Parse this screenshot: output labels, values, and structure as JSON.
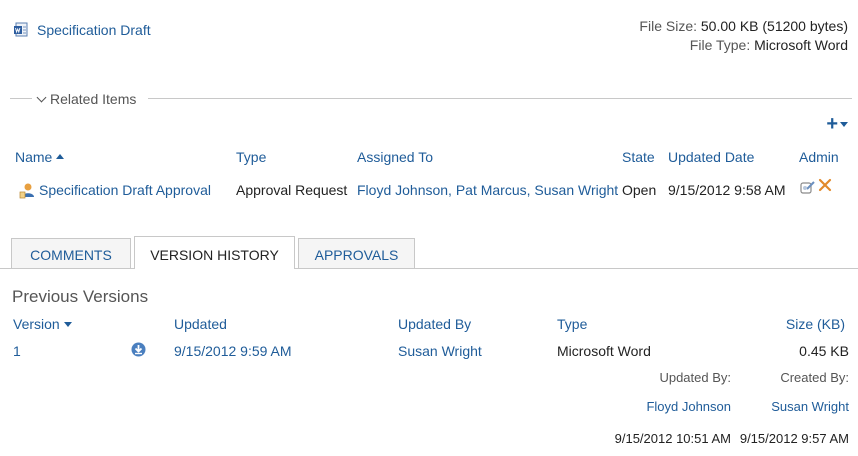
{
  "document": {
    "title": "Specification Draft",
    "file_size_label": "File Size:",
    "file_size_value": "50.00 KB (51200 bytes)",
    "file_type_label": "File Type:",
    "file_type_value": "Microsoft Word"
  },
  "related_items": {
    "section_title": "Related Items",
    "add_label": "+",
    "columns": {
      "name": "Name",
      "type": "Type",
      "assigned_to": "Assigned To",
      "state": "State",
      "updated_date": "Updated Date",
      "admin": "Admin"
    },
    "rows": [
      {
        "name": "Specification Draft Approval",
        "type": "Approval Request",
        "assigned_to": "Floyd Johnson, Pat Marcus, Susan Wright",
        "state": "Open",
        "updated_date": "9/15/2012 9:58 AM"
      }
    ]
  },
  "tabs": [
    {
      "label": "COMMENTS"
    },
    {
      "label": "VERSION HISTORY"
    },
    {
      "label": "APPROVALS"
    }
  ],
  "version_history": {
    "title": "Previous Versions",
    "columns": {
      "version": "Version",
      "updated": "Updated",
      "updated_by": "Updated By",
      "type": "Type",
      "size": "Size (KB)"
    },
    "rows": [
      {
        "version": "1",
        "updated": "9/15/2012 9:59 AM",
        "updated_by": "Susan Wright",
        "type": "Microsoft Word",
        "size": "0.45 KB"
      }
    ],
    "footer": {
      "updated_by_label": "Updated By:",
      "created_by_label": "Created By:",
      "updated_by_name": "Floyd Johnson",
      "created_by_name": "Susan Wright",
      "updated_date": "9/15/2012 10:51 AM",
      "created_date": "9/15/2012 9:57 AM"
    }
  },
  "colors": {
    "link": "#1f5c99",
    "divider": "#c8c8c8",
    "tab_inactive_bg": "#f5f5f5"
  },
  "icons": {
    "document": "word-document-icon",
    "related_row": "approval-person-icon",
    "admin_edit": "edit-icon",
    "admin_delete": "delete-x-icon",
    "download": "download-icon"
  }
}
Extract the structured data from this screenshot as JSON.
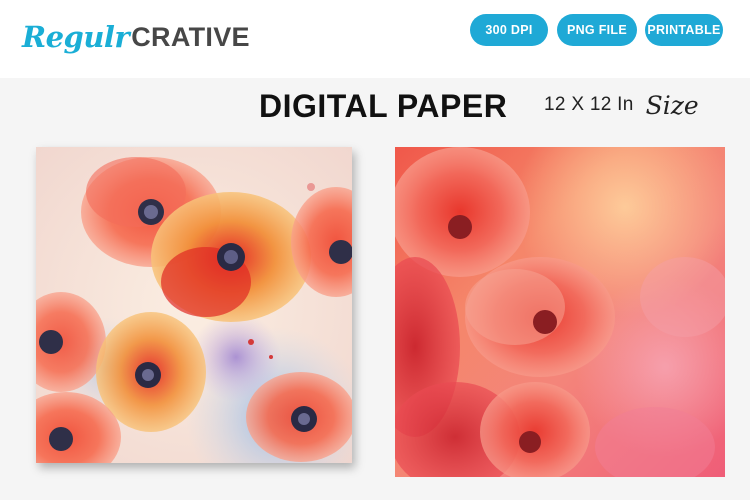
{
  "brand": {
    "logo_script": "Regulr",
    "logo_block": "CRATIVE",
    "primary_color": "#1aaed6",
    "secondary_color": "#474747"
  },
  "badges": [
    {
      "label": "300 DPI"
    },
    {
      "label": "PNG FILE"
    },
    {
      "label": "PRINTABLE"
    }
  ],
  "badge_color": "#1fa9d6",
  "title": "DIGITAL PAPER",
  "size": {
    "text": "12 X 12 In",
    "script": "Size"
  },
  "previews": [
    {
      "description_icon": "watercolor-poppy-pattern-light"
    },
    {
      "description_icon": "watercolor-poppy-pattern-red"
    }
  ]
}
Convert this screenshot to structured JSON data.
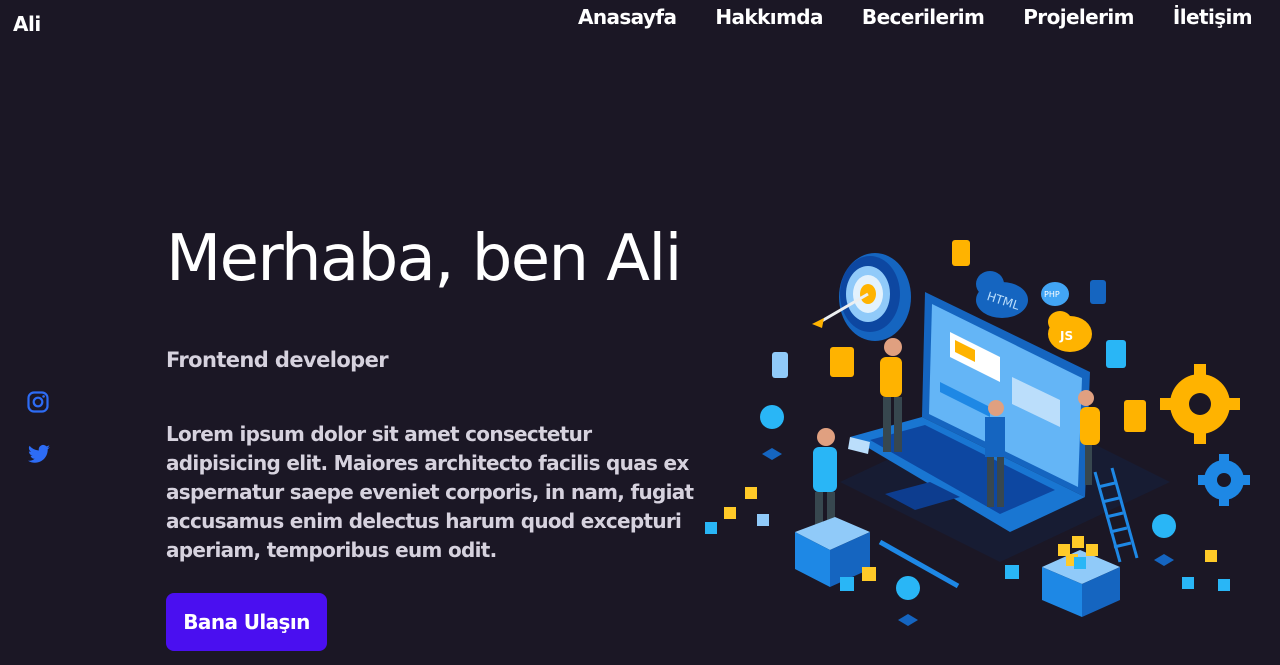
{
  "header": {
    "logo": "Ali",
    "nav": [
      "Anasayfa",
      "Hakkımda",
      "Becerilerim",
      "Projelerim",
      "İletişim"
    ]
  },
  "social": {
    "icons": [
      "instagram-icon",
      "twitter-icon"
    ],
    "accent": "#2d6cf5"
  },
  "hero": {
    "title": "Merhaba, ben Ali",
    "subtitle": "Frontend developer",
    "description": "Lorem ipsum dolor sit amet consectetur adipisicing elit. Maiores architecto facilis quas ex aspernatur saepe eveniet corporis, in nam, fugiat accusamus enim delectus harum quod excepturi aperiam, temporibus eum odit.",
    "button": "Bana Ulaşın",
    "illustration": {
      "labels": [
        "HTML",
        "PHP",
        "JS"
      ]
    }
  },
  "colors": {
    "background": "#1b1725",
    "button": "#4a0ff0",
    "text_muted": "#d6d2de"
  }
}
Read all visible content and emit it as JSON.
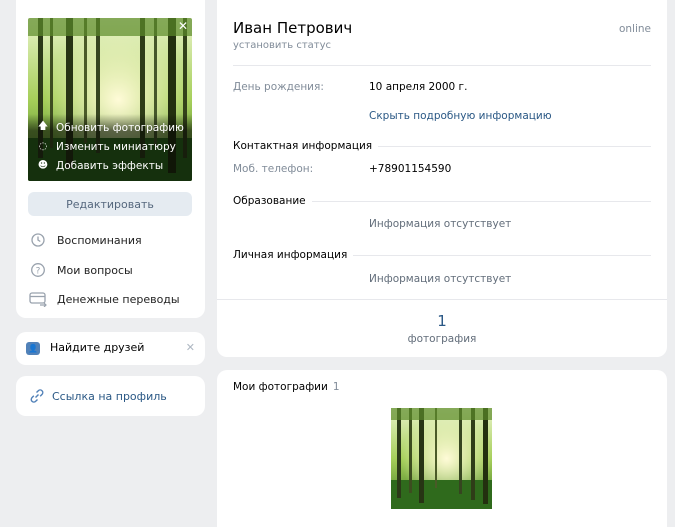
{
  "sidebar": {
    "photo_menu": {
      "update": "Обновить фотографию",
      "thumbnail": "Изменить миниатюру",
      "effects": "Добавить эффекты"
    },
    "edit_button": "Редактировать",
    "links": {
      "memories": "Воспоминания",
      "questions": "Мои вопросы",
      "transfers": "Денежные переводы"
    },
    "find_friends": "Найдите друзей",
    "profile_link": "Ссылка на профиль"
  },
  "profile": {
    "name": "Иван Петрович",
    "status_link": "установить статус",
    "online": "online",
    "birthday_label": "День рождения:",
    "birthday_value": "10 апреля 2000 г.",
    "hide_details": "Скрыть подробную информацию",
    "contacts_title": "Контактная информация",
    "phone_label": "Моб. телефон:",
    "phone_value": "+78901154590",
    "education_title": "Образование",
    "education_value": "Информация отсутствует",
    "personal_title": "Личная информация",
    "personal_value": "Информация отсутствует",
    "photo_count": "1",
    "photo_count_label": "фотография"
  },
  "photos": {
    "title": "Мои фотографии",
    "count": "1"
  }
}
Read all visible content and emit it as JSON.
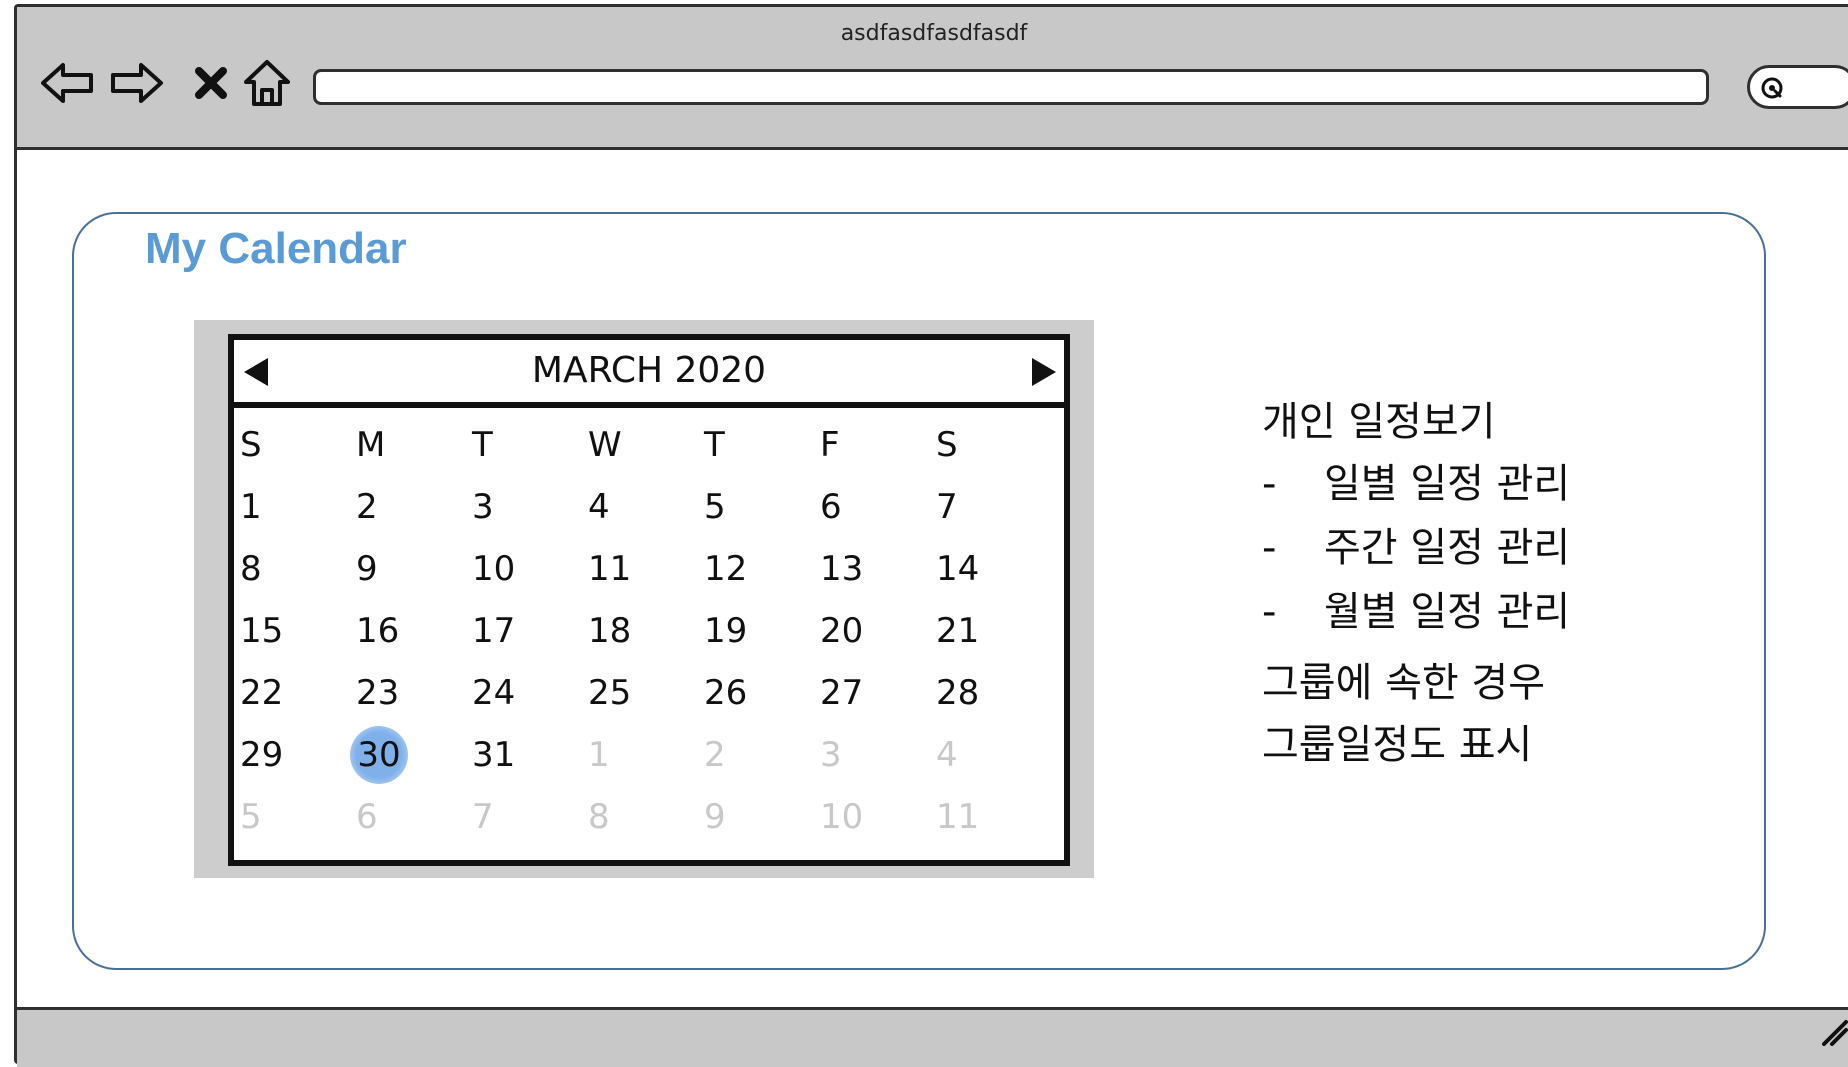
{
  "window": {
    "title": "asdfasdfasdfasdf"
  },
  "browser": {
    "icons": [
      "back-arrow-icon",
      "forward-arrow-icon",
      "close-icon",
      "home-icon",
      "search-icon"
    ],
    "address_value": ""
  },
  "panel": {
    "title": "My Calendar"
  },
  "calendar": {
    "month_label": "MARCH 2020",
    "weekdays": [
      "S",
      "M",
      "T",
      "W",
      "T",
      "F",
      "S"
    ],
    "weeks": [
      [
        {
          "d": "1",
          "m": false
        },
        {
          "d": "2",
          "m": false
        },
        {
          "d": "3",
          "m": false
        },
        {
          "d": "4",
          "m": false
        },
        {
          "d": "5",
          "m": false
        },
        {
          "d": "6",
          "m": false
        },
        {
          "d": "7",
          "m": false
        }
      ],
      [
        {
          "d": "8",
          "m": false
        },
        {
          "d": "9",
          "m": false
        },
        {
          "d": "10",
          "m": false
        },
        {
          "d": "11",
          "m": false
        },
        {
          "d": "12",
          "m": false
        },
        {
          "d": "13",
          "m": false
        },
        {
          "d": "14",
          "m": false
        }
      ],
      [
        {
          "d": "15",
          "m": false
        },
        {
          "d": "16",
          "m": false
        },
        {
          "d": "17",
          "m": false
        },
        {
          "d": "18",
          "m": false
        },
        {
          "d": "19",
          "m": false
        },
        {
          "d": "20",
          "m": false
        },
        {
          "d": "21",
          "m": false
        }
      ],
      [
        {
          "d": "22",
          "m": false
        },
        {
          "d": "23",
          "m": false
        },
        {
          "d": "24",
          "m": false
        },
        {
          "d": "25",
          "m": false
        },
        {
          "d": "26",
          "m": false
        },
        {
          "d": "27",
          "m": false
        },
        {
          "d": "28",
          "m": false
        }
      ],
      [
        {
          "d": "29",
          "m": false
        },
        {
          "d": "30",
          "m": false,
          "selected": true
        },
        {
          "d": "31",
          "m": false
        },
        {
          "d": "1",
          "m": true
        },
        {
          "d": "2",
          "m": true
        },
        {
          "d": "3",
          "m": true
        },
        {
          "d": "4",
          "m": true
        }
      ],
      [
        {
          "d": "5",
          "m": true
        },
        {
          "d": "6",
          "m": true
        },
        {
          "d": "7",
          "m": true
        },
        {
          "d": "8",
          "m": true
        },
        {
          "d": "9",
          "m": true
        },
        {
          "d": "10",
          "m": true
        },
        {
          "d": "11",
          "m": true
        }
      ]
    ],
    "selected_day": "30"
  },
  "notes": {
    "heading": "개인 일정보기",
    "bullets": [
      {
        "dash": "-",
        "text": "일별 일정 관리"
      },
      {
        "dash": "-",
        "text": "주간 일정 관리"
      },
      {
        "dash": "-",
        "text": "월별 일정 관리"
      }
    ],
    "group_lines": [
      "그룹에 속한 경우",
      "그룹일정도 표시"
    ]
  },
  "colors": {
    "accent": "#5b9bd5",
    "panel_border": "#4a6f96",
    "chrome": "#c8c8c8",
    "selected_day": "#7fb0ea",
    "muted_day": "#c8c8c8"
  }
}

----------------

Short problem - Check each line in the listing above for the string "Draft", then report how many lines contain it, with no other text.

Exercise output - 2